---- SOURCE DATA
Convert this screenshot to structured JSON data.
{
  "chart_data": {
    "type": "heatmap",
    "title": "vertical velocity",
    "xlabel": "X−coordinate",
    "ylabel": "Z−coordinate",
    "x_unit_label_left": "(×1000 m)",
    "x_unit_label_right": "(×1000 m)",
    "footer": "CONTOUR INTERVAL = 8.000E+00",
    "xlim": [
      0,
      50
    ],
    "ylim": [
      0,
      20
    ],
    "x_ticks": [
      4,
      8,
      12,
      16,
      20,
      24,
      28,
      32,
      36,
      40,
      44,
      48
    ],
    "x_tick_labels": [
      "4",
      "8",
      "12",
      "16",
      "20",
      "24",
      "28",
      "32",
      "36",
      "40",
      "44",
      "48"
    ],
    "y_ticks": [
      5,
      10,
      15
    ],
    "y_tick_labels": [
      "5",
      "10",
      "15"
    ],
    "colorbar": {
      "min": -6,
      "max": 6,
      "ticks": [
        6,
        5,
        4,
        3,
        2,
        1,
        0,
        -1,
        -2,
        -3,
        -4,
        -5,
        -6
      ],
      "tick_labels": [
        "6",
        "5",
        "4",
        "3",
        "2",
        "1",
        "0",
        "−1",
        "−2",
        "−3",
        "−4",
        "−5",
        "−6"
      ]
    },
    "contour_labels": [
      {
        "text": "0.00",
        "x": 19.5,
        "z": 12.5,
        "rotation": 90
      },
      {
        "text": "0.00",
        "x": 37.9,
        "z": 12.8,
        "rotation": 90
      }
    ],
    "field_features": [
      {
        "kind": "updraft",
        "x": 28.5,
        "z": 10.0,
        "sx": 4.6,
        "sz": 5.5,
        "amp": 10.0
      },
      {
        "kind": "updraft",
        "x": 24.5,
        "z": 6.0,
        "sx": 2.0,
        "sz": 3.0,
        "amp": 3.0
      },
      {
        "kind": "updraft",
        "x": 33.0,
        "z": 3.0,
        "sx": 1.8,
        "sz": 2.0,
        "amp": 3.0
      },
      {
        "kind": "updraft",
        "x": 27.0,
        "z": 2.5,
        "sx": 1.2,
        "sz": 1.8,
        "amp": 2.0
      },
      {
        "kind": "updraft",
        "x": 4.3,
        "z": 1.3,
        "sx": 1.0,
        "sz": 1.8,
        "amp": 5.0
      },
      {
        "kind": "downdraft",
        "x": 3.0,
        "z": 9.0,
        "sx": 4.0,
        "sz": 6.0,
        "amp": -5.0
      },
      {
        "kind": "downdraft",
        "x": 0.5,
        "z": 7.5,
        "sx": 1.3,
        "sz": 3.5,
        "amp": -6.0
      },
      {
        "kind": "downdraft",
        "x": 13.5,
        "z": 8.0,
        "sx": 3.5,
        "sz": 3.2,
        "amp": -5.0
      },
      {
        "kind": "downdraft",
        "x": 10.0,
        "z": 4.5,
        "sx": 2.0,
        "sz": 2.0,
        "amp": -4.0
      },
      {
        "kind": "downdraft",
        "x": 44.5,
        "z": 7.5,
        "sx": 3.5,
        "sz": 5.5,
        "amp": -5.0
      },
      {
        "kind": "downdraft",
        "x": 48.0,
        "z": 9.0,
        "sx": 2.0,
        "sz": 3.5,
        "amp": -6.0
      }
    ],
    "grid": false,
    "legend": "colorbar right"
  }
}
--------
• [TASK GOAL]: Repeat all of the records above exactly as written.

• [RESPONSE]:
Convert this screenshot to structured JSON data.
{
  "chart_data": {
    "type": "heatmap",
    "title": "vertical velocity",
    "xlabel": "X−coordinate",
    "ylabel": "Z−coordinate",
    "x_unit_label_left": "(×1000 m)",
    "x_unit_label_right": "(×1000 m)",
    "footer": "CONTOUR INTERVAL = 8.000E+00",
    "xlim": [
      0,
      50
    ],
    "ylim": [
      0,
      20
    ],
    "x_ticks": [
      4,
      8,
      12,
      16,
      20,
      24,
      28,
      32,
      36,
      40,
      44,
      48
    ],
    "x_tick_labels": [
      "4",
      "8",
      "12",
      "16",
      "20",
      "24",
      "28",
      "32",
      "36",
      "40",
      "44",
      "48"
    ],
    "y_ticks": [
      5,
      10,
      15
    ],
    "y_tick_labels": [
      "5",
      "10",
      "15"
    ],
    "colorbar": {
      "min": -6,
      "max": 6,
      "ticks": [
        6,
        5,
        4,
        3,
        2,
        1,
        0,
        -1,
        -2,
        -3,
        -4,
        -5,
        -6
      ],
      "tick_labels": [
        "6",
        "5",
        "4",
        "3",
        "2",
        "1",
        "0",
        "−1",
        "−2",
        "−3",
        "−4",
        "−5",
        "−6"
      ]
    },
    "contour_labels": [
      {
        "text": "0.00",
        "x": 19.5,
        "z": 12.5,
        "rotation": 90
      },
      {
        "text": "0.00",
        "x": 37.9,
        "z": 12.8,
        "rotation": 90
      }
    ],
    "field_features": [
      {
        "kind": "updraft",
        "x": 28.5,
        "z": 10.0,
        "sx": 4.6,
        "sz": 5.5,
        "amp": 10.0
      },
      {
        "kind": "updraft",
        "x": 24.5,
        "z": 6.0,
        "sx": 2.0,
        "sz": 3.0,
        "amp": 3.0
      },
      {
        "kind": "updraft",
        "x": 33.0,
        "z": 3.0,
        "sx": 1.8,
        "sz": 2.0,
        "amp": 3.0
      },
      {
        "kind": "updraft",
        "x": 27.0,
        "z": 2.5,
        "sx": 1.2,
        "sz": 1.8,
        "amp": 2.0
      },
      {
        "kind": "updraft",
        "x": 4.3,
        "z": 1.3,
        "sx": 1.0,
        "sz": 1.8,
        "amp": 5.0
      },
      {
        "kind": "downdraft",
        "x": 3.0,
        "z": 9.0,
        "sx": 4.0,
        "sz": 6.0,
        "amp": -5.0
      },
      {
        "kind": "downdraft",
        "x": 0.5,
        "z": 7.5,
        "sx": 1.3,
        "sz": 3.5,
        "amp": -6.0
      },
      {
        "kind": "downdraft",
        "x": 13.5,
        "z": 8.0,
        "sx": 3.5,
        "sz": 3.2,
        "amp": -5.0
      },
      {
        "kind": "downdraft",
        "x": 10.0,
        "z": 4.5,
        "sx": 2.0,
        "sz": 2.0,
        "amp": -4.0
      },
      {
        "kind": "downdraft",
        "x": 44.5,
        "z": 7.5,
        "sx": 3.5,
        "sz": 5.5,
        "amp": -5.0
      },
      {
        "kind": "downdraft",
        "x": 48.0,
        "z": 9.0,
        "sx": 2.0,
        "sz": 3.5,
        "amp": -6.0
      }
    ],
    "grid": false,
    "legend": "colorbar right"
  }
}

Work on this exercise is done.